Echo the lines below word for word, leaving out any pictures.

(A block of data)
- - -
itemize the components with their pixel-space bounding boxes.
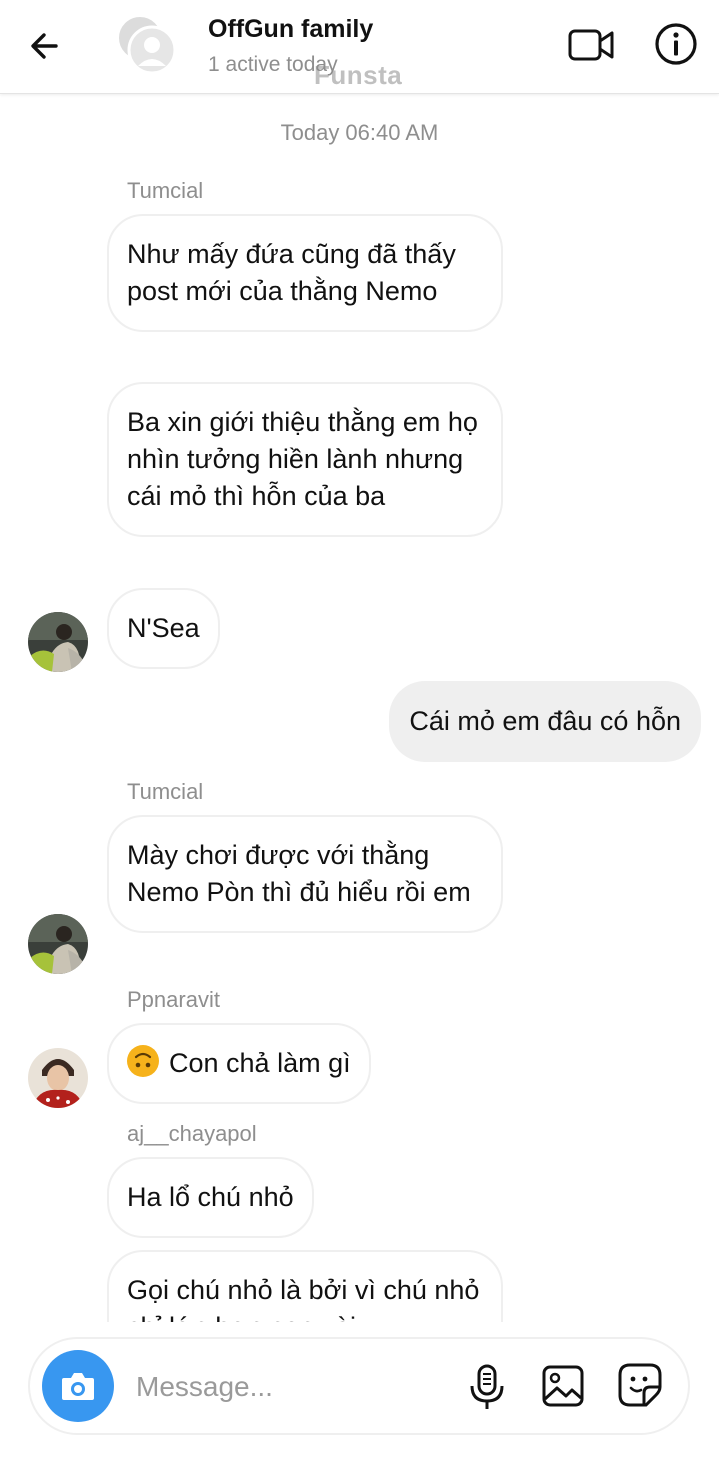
conversation-title[interactable]: OffGun family bbox=[208, 15, 373, 44]
message-thread[interactable]: Today 06:40 AM Tumcial Như mấy đứa cũng … bbox=[0, 94, 719, 1322]
message-timestamp: Today 06:40 AM bbox=[280, 120, 439, 145]
message-bubble[interactable]: Con chả làm gì bbox=[107, 1023, 371, 1104]
message-composer bbox=[28, 1337, 690, 1435]
chat-header: OffGun family 1 active today Funsta bbox=[0, 0, 719, 94]
sender-avatar[interactable] bbox=[28, 1048, 88, 1108]
message-input[interactable] bbox=[134, 1361, 438, 1413]
sender-name: Tumcial bbox=[127, 178, 204, 203]
sender-avatar[interactable] bbox=[28, 914, 88, 974]
message-bubble[interactable]: Như mấy đứa cũng đã thấy post mới của th… bbox=[107, 214, 503, 332]
sender-avatar[interactable] bbox=[28, 612, 88, 672]
image-icon[interactable] bbox=[540, 1363, 586, 1409]
upside-down-face-icon bbox=[127, 1045, 159, 1077]
camera-icon[interactable] bbox=[42, 1350, 114, 1422]
info-icon[interactable] bbox=[652, 20, 700, 68]
outgoing-message-bubble[interactable]: Cái mỏ em đâu có hỗn bbox=[389, 681, 701, 762]
message-bubble[interactable]: N'Sea bbox=[107, 588, 220, 669]
sender-name: Tumcial bbox=[127, 779, 204, 804]
funsta-watermark: Funsta bbox=[314, 60, 403, 90]
message-bubble[interactable]: Mày chơi được với thằng Nemo Pòn thì đủ … bbox=[107, 815, 503, 933]
group-avatar[interactable] bbox=[116, 14, 178, 76]
message-bubble[interactable]: Gọi chú nhỏ là bởi vì chú nhỏ chỉ lớn hơ… bbox=[107, 1250, 503, 1322]
message-bubble[interactable]: Ha lổ chú nhỏ bbox=[107, 1157, 314, 1238]
microphone-icon[interactable] bbox=[466, 1363, 508, 1411]
sticker-icon[interactable] bbox=[616, 1361, 664, 1409]
back-arrow-icon[interactable] bbox=[22, 22, 70, 70]
message-text: Con chả làm gì bbox=[169, 1048, 351, 1078]
sender-name: aj__chayapol bbox=[127, 1121, 257, 1146]
sender-name: Ppnaravit bbox=[127, 987, 220, 1012]
video-call-icon[interactable] bbox=[566, 22, 618, 68]
message-bubble[interactable]: Ba xin giới thiệu thằng em họ nhìn tưởng… bbox=[107, 382, 503, 537]
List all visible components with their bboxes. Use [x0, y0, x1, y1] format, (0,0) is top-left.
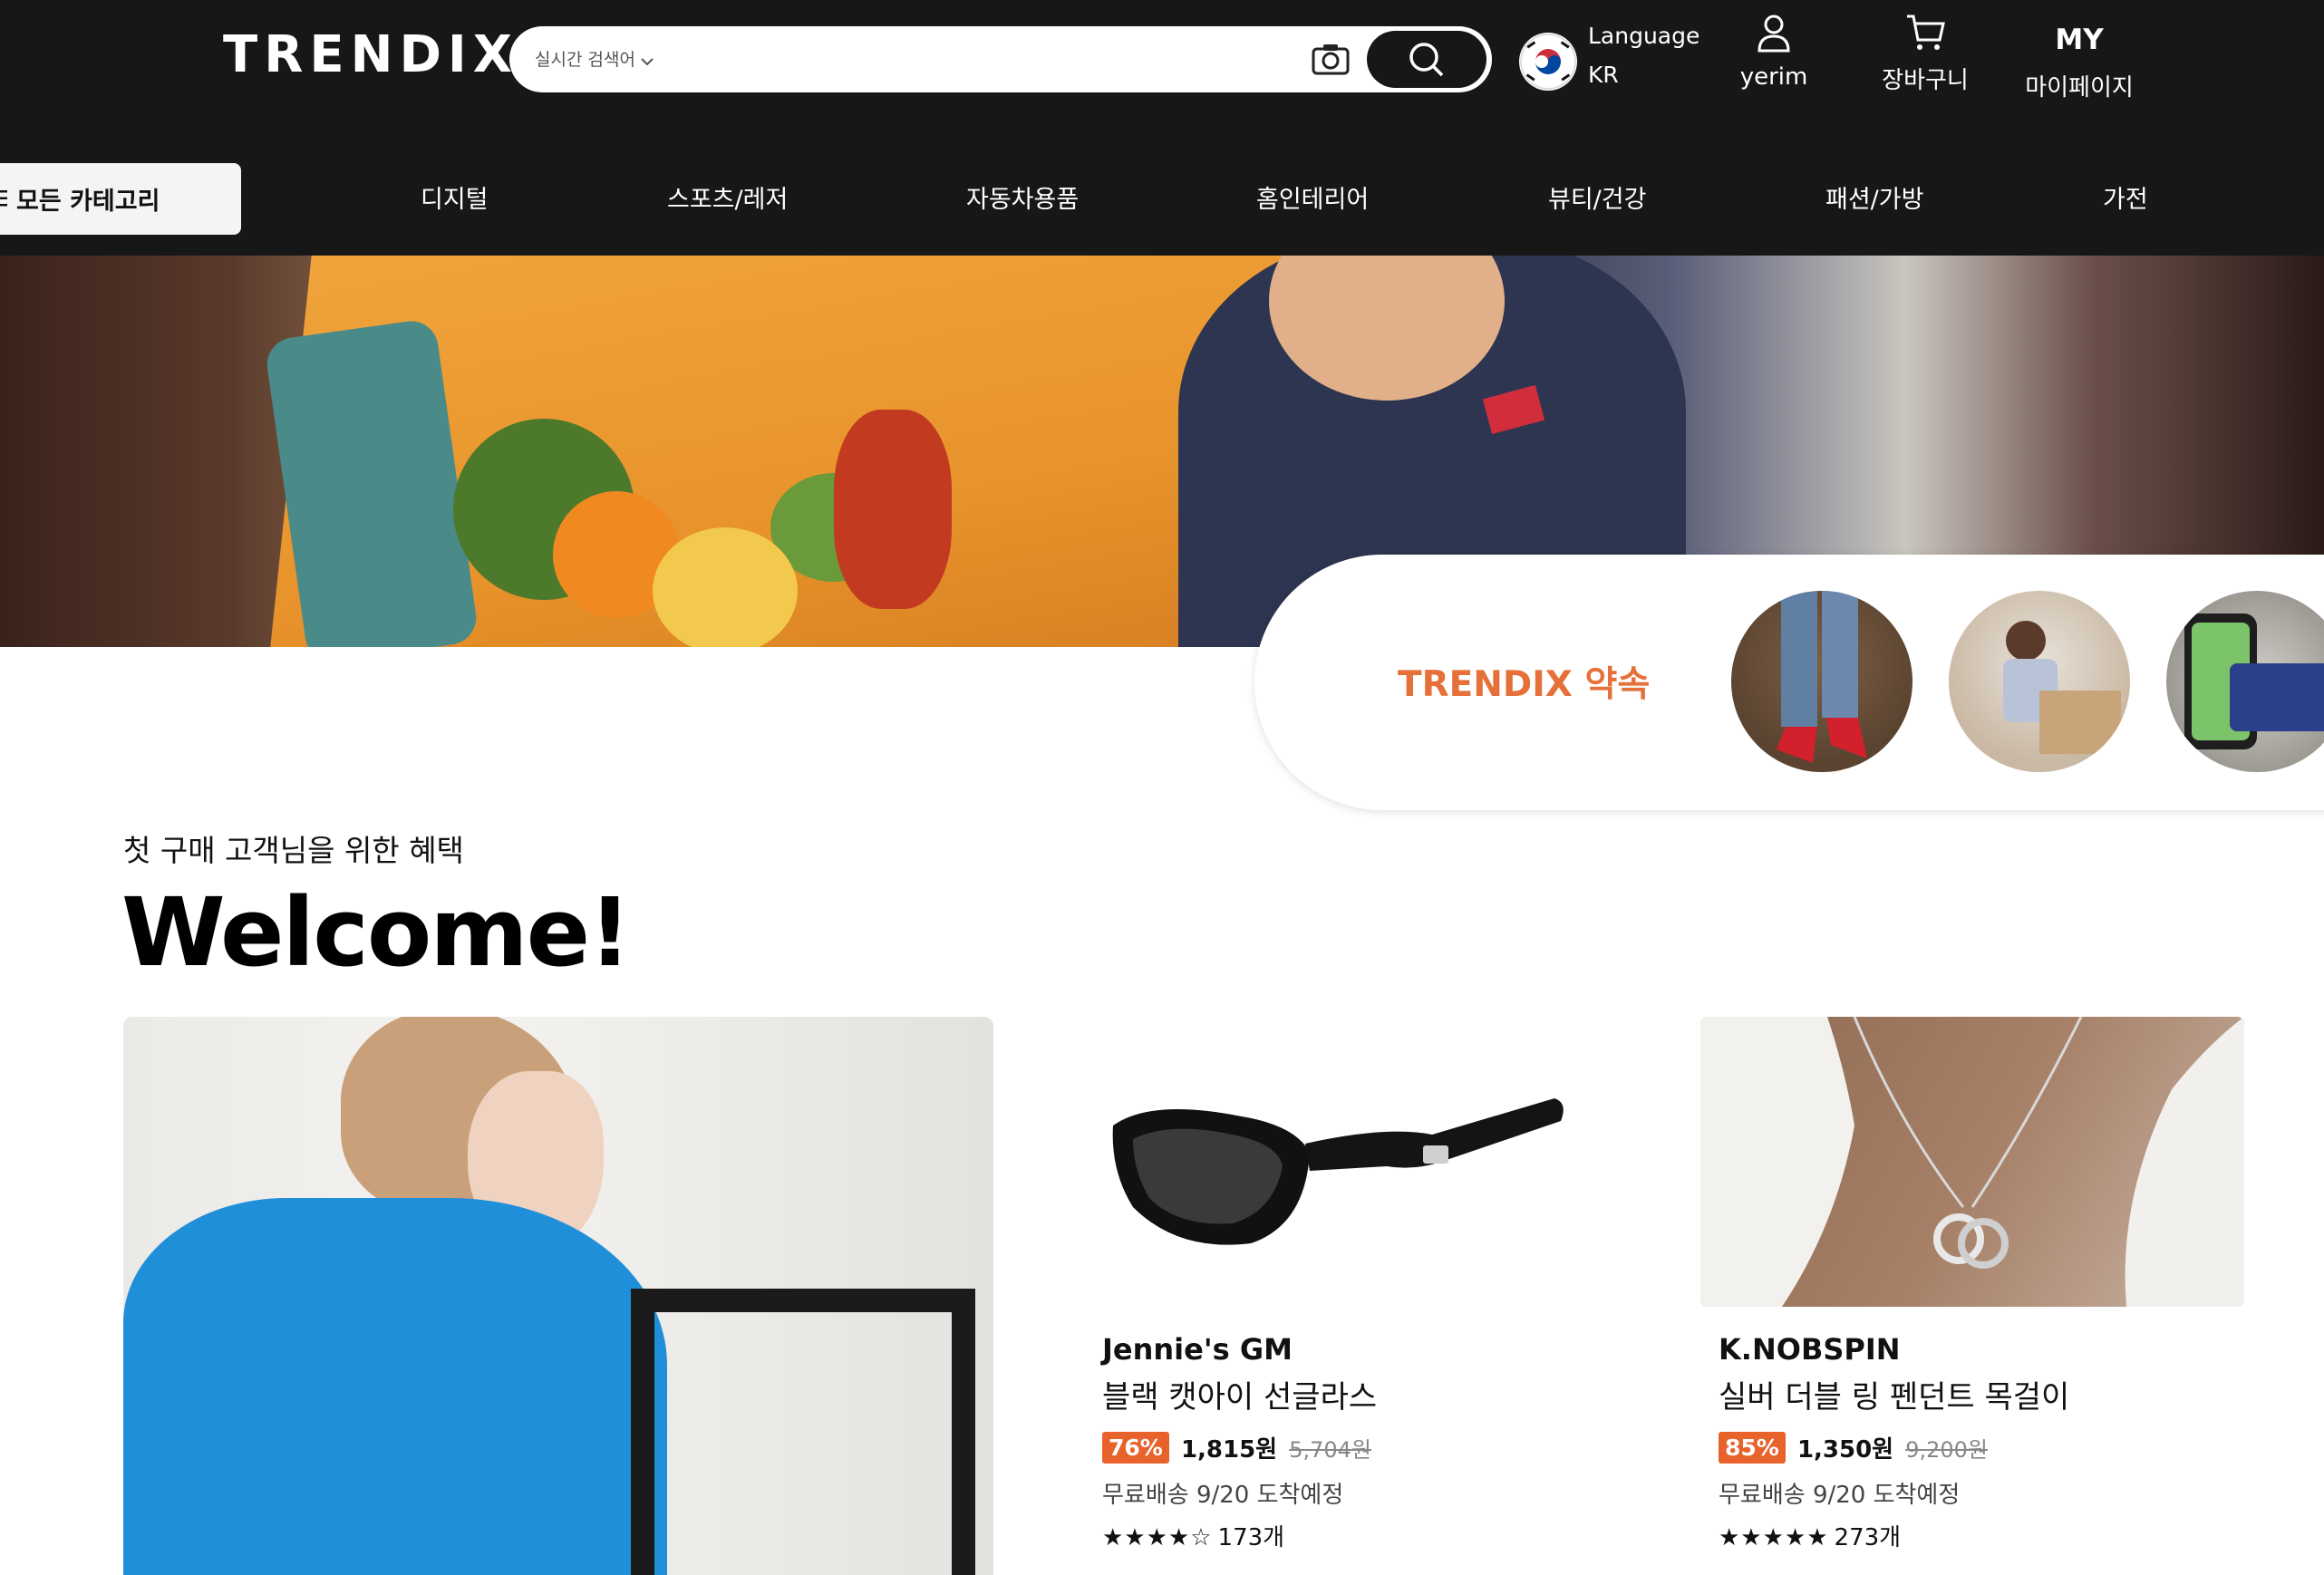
shipping-info: 무료배송 9/20 도착예정 — [1719, 1482, 1961, 1509]
review-count[interactable]: 173개 — [1218, 1524, 1285, 1551]
cart-label: 장바구니 — [1882, 67, 1969, 94]
original-price: 9,200원 — [1905, 1437, 1988, 1463]
promise-image-packing[interactable] — [1949, 591, 2130, 772]
shipping-info: 무료배송 9/20 도착예정 — [1102, 1482, 1344, 1509]
nav-auto-supplies[interactable]: 자동차용품 — [966, 179, 1079, 215]
top-header: TRENDIX 실시간 검색어 Language KR yerim 장바구니 M… — [0, 0, 2324, 256]
mypage-label: 마이페이지 — [2025, 74, 2134, 101]
product-card[interactable]: Jennie's GM 블랙 캣아이 선글라스 76% 1,815원 5,704… — [1097, 1017, 1641, 1551]
promise-card[interactable]: TRENDIX 약속 — [1254, 555, 2324, 810]
nav-digital[interactable]: 디지털 — [421, 179, 489, 215]
nav-appliances[interactable]: 가전 — [2103, 179, 2148, 215]
product-name[interactable]: 블랙 캣아이 선글라스 — [1102, 1372, 1646, 1416]
product-card[interactable]: K.NOBSPIN 실버 더블 링 펜던트 목걸이 85% 1,350원 9,2… — [1700, 1017, 2244, 1551]
language-value[interactable]: KR — [1588, 62, 1619, 88]
search-icon — [1409, 43, 1444, 77]
product-info: K.NOBSPIN 실버 더블 링 펜던트 목걸이 85% 1,350원 9,2… — [1719, 1332, 2262, 1552]
user-name: yerim — [1739, 63, 1808, 91]
rating-row: ★★★★★ 273개 — [1719, 1519, 2262, 1552]
trending-search-dropdown[interactable]: 실시간 검색어 — [535, 46, 654, 71]
chevron-down-icon — [641, 51, 654, 71]
discount-badge: 76% — [1102, 1432, 1169, 1464]
welcome-subtitle: 첫 구매 고객님을 위한 혜택 — [123, 833, 464, 868]
cart-button[interactable]: 장바구니 — [1874, 13, 1976, 95]
review-count[interactable]: 273개 — [1835, 1524, 1902, 1551]
feature-image-model[interactable] — [123, 1017, 993, 1575]
search-bar: 실시간 검색어 — [509, 26, 1492, 92]
nav-beauty-health[interactable]: 뷰티/건강 — [1548, 179, 1646, 215]
search-input[interactable] — [745, 39, 1216, 79]
nav-sports-leisure[interactable]: 스포츠/레저 — [667, 179, 788, 215]
promise-title: TRENDIX 약속 — [1398, 664, 1651, 705]
hero-banana — [653, 527, 798, 647]
korea-flag-icon[interactable] — [1519, 33, 1577, 91]
star-rating-icon: ★★★★★ — [1719, 1524, 1829, 1551]
mypage-button[interactable]: MY 마이페이지 — [2016, 13, 2143, 102]
hero-sauce-bottle — [834, 410, 952, 609]
discount-badge: 85% — [1719, 1432, 1786, 1464]
sale-price: 1,350원 — [1796, 1436, 1894, 1464]
product-name[interactable]: 실버 더블 링 펜던트 목걸이 — [1719, 1372, 2262, 1416]
camera-icon[interactable] — [1311, 41, 1351, 77]
trending-search-label: 실시간 검색어 — [535, 50, 635, 70]
menu-icon — [0, 190, 7, 207]
cart-icon — [1907, 14, 1945, 50]
trendix-logo[interactable]: TRENDIX — [223, 25, 518, 84]
product-brand[interactable]: K.NOBSPIN — [1719, 1332, 2262, 1367]
rating-row: ★★★★☆ 173개 — [1102, 1519, 1646, 1552]
product-info: Jennie's GM 블랙 캣아이 선글라스 76% 1,815원 5,704… — [1102, 1332, 1646, 1552]
original-price: 5,704원 — [1289, 1437, 1371, 1463]
feature-black-chair — [631, 1289, 975, 1575]
product-brand[interactable]: Jennie's GM — [1102, 1332, 1646, 1367]
search-button[interactable] — [1367, 31, 1486, 88]
user-icon — [1758, 14, 1790, 53]
all-categories-label: 모든 카테고리 — [16, 188, 160, 216]
nav-fashion-bags[interactable]: 패션/가방 — [1825, 179, 1923, 215]
language-label[interactable]: Language — [1588, 23, 1699, 49]
promise-image-payment[interactable] — [2166, 591, 2324, 772]
sale-price: 1,815원 — [1180, 1436, 1278, 1464]
star-rating-icon: ★★★★☆ — [1102, 1524, 1213, 1551]
product-image-necklace[interactable] — [1700, 1017, 2244, 1307]
my-label: MY — [2055, 24, 2104, 56]
price-row: 85% 1,350원 9,200원 — [1719, 1431, 2262, 1467]
nav-home-interior[interactable]: 홈인테리어 — [1256, 179, 1369, 215]
user-menu[interactable]: yerim — [1733, 13, 1815, 91]
product-image-sunglasses[interactable] — [1097, 1017, 1641, 1307]
price-row: 76% 1,815원 5,704원 — [1102, 1431, 1646, 1467]
welcome-title: Welcome! — [121, 877, 632, 988]
all-categories-button[interactable]: 모든 카테고리 — [0, 163, 241, 235]
feature-blue-sweater — [123, 1198, 667, 1575]
promise-image-shoes[interactable] — [1731, 591, 1912, 772]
- - -
▸ **Response**:
itemize the components with their pixel-space bounding boxes.
conversation-title[interactable]: OffGun family bbox=[208, 15, 373, 44]
message-thread[interactable]: Today 06:40 AM Tumcial Như mấy đứa cũng … bbox=[0, 94, 719, 1322]
message-timestamp: Today 06:40 AM bbox=[280, 120, 439, 145]
message-bubble[interactable]: Con chả làm gì bbox=[107, 1023, 371, 1104]
message-composer bbox=[28, 1337, 690, 1435]
chat-header: OffGun family 1 active today Funsta bbox=[0, 0, 719, 94]
sender-avatar[interactable] bbox=[28, 1048, 88, 1108]
message-input[interactable] bbox=[134, 1361, 438, 1413]
sender-name: Tumcial bbox=[127, 178, 204, 203]
sender-avatar[interactable] bbox=[28, 914, 88, 974]
message-bubble[interactable]: Như mấy đứa cũng đã thấy post mới của th… bbox=[107, 214, 503, 332]
sender-avatar[interactable] bbox=[28, 612, 88, 672]
image-icon[interactable] bbox=[540, 1363, 586, 1409]
upside-down-face-icon bbox=[127, 1045, 159, 1077]
camera-icon[interactable] bbox=[42, 1350, 114, 1422]
info-icon[interactable] bbox=[652, 20, 700, 68]
outgoing-message-bubble[interactable]: Cái mỏ em đâu có hỗn bbox=[389, 681, 701, 762]
message-bubble[interactable]: N'Sea bbox=[107, 588, 220, 669]
sender-name: Tumcial bbox=[127, 779, 204, 804]
funsta-watermark: Funsta bbox=[314, 60, 403, 90]
message-bubble[interactable]: Mày chơi được với thằng Nemo Pòn thì đủ … bbox=[107, 815, 503, 933]
group-avatar[interactable] bbox=[116, 14, 178, 76]
message-bubble[interactable]: Gọi chú nhỏ là bởi vì chú nhỏ chỉ lớn hơ… bbox=[107, 1250, 503, 1322]
message-bubble[interactable]: Ha lổ chú nhỏ bbox=[107, 1157, 314, 1238]
microphone-icon[interactable] bbox=[466, 1363, 508, 1411]
sticker-icon[interactable] bbox=[616, 1361, 664, 1409]
back-arrow-icon[interactable] bbox=[22, 22, 70, 70]
message-text: Con chả làm gì bbox=[169, 1048, 351, 1078]
sender-name: aj__chayapol bbox=[127, 1121, 257, 1146]
sender-name: Ppnaravit bbox=[127, 987, 220, 1012]
video-call-icon[interactable] bbox=[566, 22, 618, 68]
message-bubble[interactable]: Ba xin giới thiệu thằng em họ nhìn tưởng… bbox=[107, 382, 503, 537]
List all visible components with their bboxes. Use [x0, y0, x1, y1] format, (0,0) is top-left.
shipping-info: 무료배송 9/20 도착예정 — [1719, 1482, 1961, 1509]
review-count[interactable]: 173개 — [1218, 1524, 1285, 1551]
cart-label: 장바구니 — [1882, 67, 1969, 94]
original-price: 9,200원 — [1905, 1437, 1988, 1463]
promise-image-packing[interactable] — [1949, 591, 2130, 772]
shipping-info: 무료배송 9/20 도착예정 — [1102, 1482, 1344, 1509]
nav-auto-supplies[interactable]: 자동차용품 — [966, 179, 1079, 215]
top-header: TRENDIX 실시간 검색어 Language KR yerim 장바구니 M… — [0, 0, 2324, 256]
mypage-label: 마이페이지 — [2025, 74, 2134, 101]
product-card[interactable]: Jennie's GM 블랙 캣아이 선글라스 76% 1,815원 5,704… — [1097, 1017, 1641, 1551]
promise-card[interactable]: TRENDIX 약속 — [1254, 555, 2324, 810]
nav-digital[interactable]: 디지털 — [421, 179, 489, 215]
nav-appliances[interactable]: 가전 — [2103, 179, 2148, 215]
product-name[interactable]: 블랙 캣아이 선글라스 — [1102, 1372, 1646, 1416]
product-card[interactable]: K.NOBSPIN 실버 더블 링 펜던트 목걸이 85% 1,350원 9,2… — [1700, 1017, 2244, 1551]
language-value[interactable]: KR — [1588, 62, 1619, 88]
search-icon — [1409, 43, 1444, 77]
product-info: K.NOBSPIN 실버 더블 링 펜던트 목걸이 85% 1,350원 9,2… — [1719, 1332, 2262, 1552]
user-name: yerim — [1739, 63, 1808, 91]
rating-row: ★★★★★ 273개 — [1719, 1519, 2262, 1552]
trending-search-dropdown[interactable]: 실시간 검색어 — [535, 46, 654, 71]
chevron-down-icon — [641, 51, 654, 71]
discount-badge: 76% — [1102, 1432, 1169, 1464]
welcome-subtitle: 첫 구매 고객님을 위한 혜택 — [123, 833, 464, 868]
cart-button[interactable]: 장바구니 — [1874, 13, 1976, 95]
review-count[interactable]: 273개 — [1835, 1524, 1902, 1551]
feature-image-model[interactable] — [123, 1017, 993, 1575]
search-bar: 실시간 검색어 — [509, 26, 1492, 92]
nav-beauty-health[interactable]: 뷰티/건강 — [1548, 179, 1646, 215]
search-input[interactable] — [745, 39, 1216, 79]
nav-sports-leisure[interactable]: 스포츠/레저 — [667, 179, 788, 215]
promise-title: TRENDIX 약속 — [1398, 664, 1651, 705]
hero-banana — [653, 527, 798, 647]
korea-flag-icon[interactable] — [1519, 33, 1577, 91]
star-rating-icon: ★★★★★ — [1719, 1524, 1829, 1551]
mypage-button[interactable]: MY 마이페이지 — [2016, 13, 2143, 102]
hero-sauce-bottle — [834, 410, 952, 609]
discount-badge: 85% — [1719, 1432, 1786, 1464]
sale-price: 1,350원 — [1796, 1436, 1894, 1464]
product-name[interactable]: 실버 더블 링 펜던트 목걸이 — [1719, 1372, 2262, 1416]
camera-icon[interactable] — [1311, 41, 1351, 77]
trending-search-label: 실시간 검색어 — [535, 50, 635, 70]
menu-icon — [0, 190, 7, 207]
cart-icon — [1907, 14, 1945, 50]
trendix-logo[interactable]: TRENDIX — [223, 25, 518, 84]
product-brand[interactable]: K.NOBSPIN — [1719, 1332, 2262, 1367]
rating-row: ★★★★☆ 173개 — [1102, 1519, 1646, 1552]
product-info: Jennie's GM 블랙 캣아이 선글라스 76% 1,815원 5,704… — [1102, 1332, 1646, 1552]
original-price: 5,704원 — [1289, 1437, 1371, 1463]
feature-black-chair — [631, 1289, 975, 1575]
product-brand[interactable]: Jennie's GM — [1102, 1332, 1646, 1367]
search-button[interactable] — [1367, 31, 1486, 88]
user-icon — [1758, 14, 1790, 53]
all-categories-label: 모든 카테고리 — [16, 188, 160, 216]
nav-fashion-bags[interactable]: 패션/가방 — [1825, 179, 1923, 215]
language-label[interactable]: Language — [1588, 23, 1699, 49]
promise-image-payment[interactable] — [2166, 591, 2324, 772]
sale-price: 1,815원 — [1180, 1436, 1278, 1464]
star-rating-icon: ★★★★☆ — [1102, 1524, 1213, 1551]
product-image-necklace[interactable] — [1700, 1017, 2244, 1307]
my-label: MY — [2055, 24, 2104, 56]
price-row: 85% 1,350원 9,200원 — [1719, 1431, 2262, 1467]
nav-home-interior[interactable]: 홈인테리어 — [1256, 179, 1369, 215]
user-menu[interactable]: yerim — [1733, 13, 1815, 91]
product-image-sunglasses[interactable] — [1097, 1017, 1641, 1307]
price-row: 76% 1,815원 5,704원 — [1102, 1431, 1646, 1467]
welcome-title: Welcome! — [121, 877, 632, 988]
all-categories-button[interactable]: 모든 카테고리 — [0, 163, 241, 235]
feature-blue-sweater — [123, 1198, 667, 1575]
promise-image-shoes[interactable] — [1731, 591, 1912, 772]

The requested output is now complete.